• [The input]
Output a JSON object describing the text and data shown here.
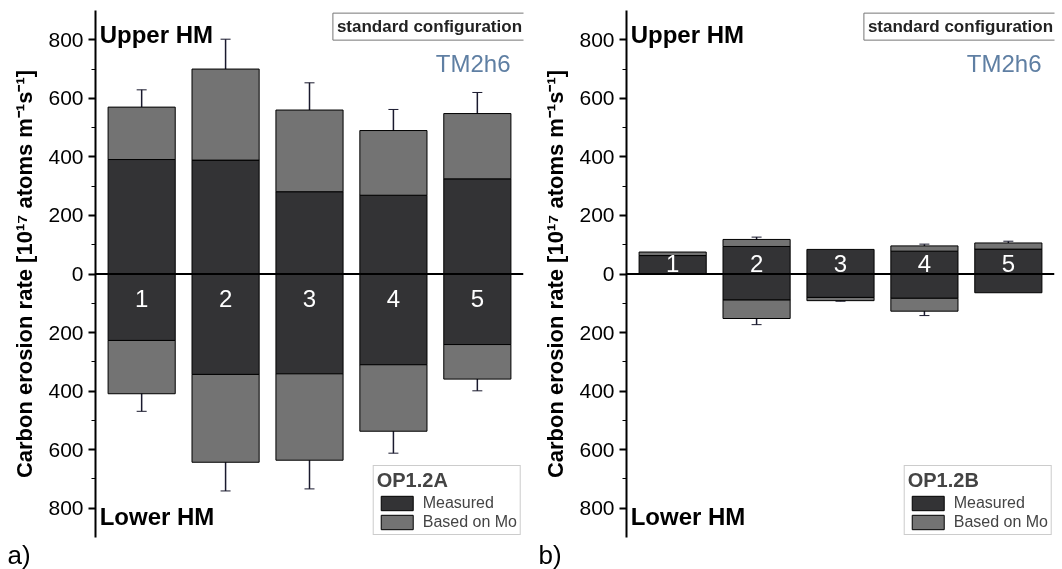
{
  "chart_data": [
    {
      "type": "bar",
      "stacked": true,
      "categories": [
        "1",
        "2",
        "3",
        "4",
        "5"
      ],
      "ylabel": "Carbon erosion rate [10¹⁷ atoms m⁻¹s⁻¹]",
      "legend_title": "OP1.2A",
      "legend": "bottom right",
      "grid": false,
      "tick_labels": "y",
      "ylim": [
        -900,
        900
      ],
      "yticks": [
        {
          "value": -800,
          "label": "800"
        },
        {
          "value": -600,
          "label": "600"
        },
        {
          "value": -400,
          "label": "400"
        },
        {
          "value": -200,
          "label": "200"
        },
        0,
        200,
        400,
        600,
        800
      ],
      "ref_lines": [
        {
          "axis": "y",
          "value": 0,
          "label": null,
          "color": "#000000"
        }
      ],
      "annotations": [
        "Upper HM",
        "Lower HM",
        "a)",
        "standard configuration",
        "TM2h6"
      ],
      "series": [
        {
          "name": "Measured",
          "color": "#333335",
          "values": [
            391,
            389,
            281,
            269,
            325
          ]
        },
        {
          "name": "Based on Mo",
          "color": "#737373",
          "values": [
            179,
            311,
            279,
            221,
            223
          ],
          "errors": [
            59,
            102,
            93,
            72,
            72
          ]
        },
        {
          "color": "#333335",
          "values": [
            -227,
            -343,
            -341,
            -310,
            -241
          ]
        },
        {
          "color": "#737373",
          "values": [
            -182,
            -300,
            -295,
            -227,
            -118
          ],
          "errors": [
            60,
            98,
            98,
            75,
            40
          ]
        }
      ]
    },
    {
      "type": "bar",
      "stacked": true,
      "categories": [
        "1",
        "2",
        "3",
        "4",
        "5"
      ],
      "ylabel": "Carbon erosion rate [10¹⁷ atoms m⁻¹s⁻¹]",
      "legend_title": "OP1.2B",
      "legend": "bottom right",
      "grid": false,
      "tick_labels": "y",
      "ylim": [
        -900,
        900
      ],
      "yticks": [
        {
          "value": -800,
          "label": "800"
        },
        {
          "value": -600,
          "label": "600"
        },
        {
          "value": -400,
          "label": "400"
        },
        {
          "value": -200,
          "label": "200"
        },
        0,
        200,
        400,
        600,
        800
      ],
      "ref_lines": [
        {
          "axis": "y",
          "value": 0,
          "label": null,
          "color": "#000000"
        }
      ],
      "annotations": [
        "Upper HM",
        "Lower HM",
        "b)",
        "standard configuration",
        "TM2h6"
      ],
      "series": [
        {
          "name": "Measured",
          "color": "#333335",
          "values": [
            63,
            94,
            84,
            78,
            85
          ]
        },
        {
          "name": "Based on Mo",
          "color": "#737373",
          "values": [
            12,
            24,
            null,
            18,
            21
          ],
          "errors": [
            null,
            8,
            null,
            6,
            6
          ]
        },
        {
          "color": "#333335",
          "values": [
            null,
            -89,
            -80,
            -83,
            -64
          ]
        },
        {
          "color": "#737373",
          "values": [
            null,
            -63,
            -11,
            -44,
            null
          ],
          "errors": [
            null,
            21,
            2,
            15,
            null
          ]
        }
      ]
    }
  ]
}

• [Problem description] Send back the data above word for word, with the pictures left out.

• [Solved problem]
Output a JSON object describing the text and data shown here.
{
  "chart_data": [
    {
      "type": "bar",
      "stacked": true,
      "categories": [
        "1",
        "2",
        "3",
        "4",
        "5"
      ],
      "ylabel": "Carbon erosion rate [10¹⁷ atoms m⁻¹s⁻¹]",
      "legend_title": "OP1.2A",
      "legend": "bottom right",
      "grid": false,
      "tick_labels": "y",
      "ylim": [
        -900,
        900
      ],
      "yticks": [
        {
          "value": -800,
          "label": "800"
        },
        {
          "value": -600,
          "label": "600"
        },
        {
          "value": -400,
          "label": "400"
        },
        {
          "value": -200,
          "label": "200"
        },
        0,
        200,
        400,
        600,
        800
      ],
      "ref_lines": [
        {
          "axis": "y",
          "value": 0,
          "label": null,
          "color": "#000000"
        }
      ],
      "annotations": [
        "Upper HM",
        "Lower HM",
        "a)",
        "standard configuration",
        "TM2h6"
      ],
      "series": [
        {
          "name": "Measured",
          "color": "#333335",
          "values": [
            391,
            389,
            281,
            269,
            325
          ]
        },
        {
          "name": "Based on Mo",
          "color": "#737373",
          "values": [
            179,
            311,
            279,
            221,
            223
          ],
          "errors": [
            59,
            102,
            93,
            72,
            72
          ]
        },
        {
          "color": "#333335",
          "values": [
            -227,
            -343,
            -341,
            -310,
            -241
          ]
        },
        {
          "color": "#737373",
          "values": [
            -182,
            -300,
            -295,
            -227,
            -118
          ],
          "errors": [
            60,
            98,
            98,
            75,
            40
          ]
        }
      ]
    },
    {
      "type": "bar",
      "stacked": true,
      "categories": [
        "1",
        "2",
        "3",
        "4",
        "5"
      ],
      "ylabel": "Carbon erosion rate [10¹⁷ atoms m⁻¹s⁻¹]",
      "legend_title": "OP1.2B",
      "legend": "bottom right",
      "grid": false,
      "tick_labels": "y",
      "ylim": [
        -900,
        900
      ],
      "yticks": [
        {
          "value": -800,
          "label": "800"
        },
        {
          "value": -600,
          "label": "600"
        },
        {
          "value": -400,
          "label": "400"
        },
        {
          "value": -200,
          "label": "200"
        },
        0,
        200,
        400,
        600,
        800
      ],
      "ref_lines": [
        {
          "axis": "y",
          "value": 0,
          "label": null,
          "color": "#000000"
        }
      ],
      "annotations": [
        "Upper HM",
        "Lower HM",
        "b)",
        "standard configuration",
        "TM2h6"
      ],
      "series": [
        {
          "name": "Measured",
          "color": "#333335",
          "values": [
            63,
            94,
            84,
            78,
            85
          ]
        },
        {
          "name": "Based on Mo",
          "color": "#737373",
          "values": [
            12,
            24,
            null,
            18,
            21
          ],
          "errors": [
            null,
            8,
            null,
            6,
            6
          ]
        },
        {
          "color": "#333335",
          "values": [
            null,
            -89,
            -80,
            -83,
            -64
          ]
        },
        {
          "color": "#737373",
          "values": [
            null,
            -63,
            -11,
            -44,
            null
          ],
          "errors": [
            null,
            21,
            2,
            15,
            null
          ]
        }
      ]
    }
  ]
}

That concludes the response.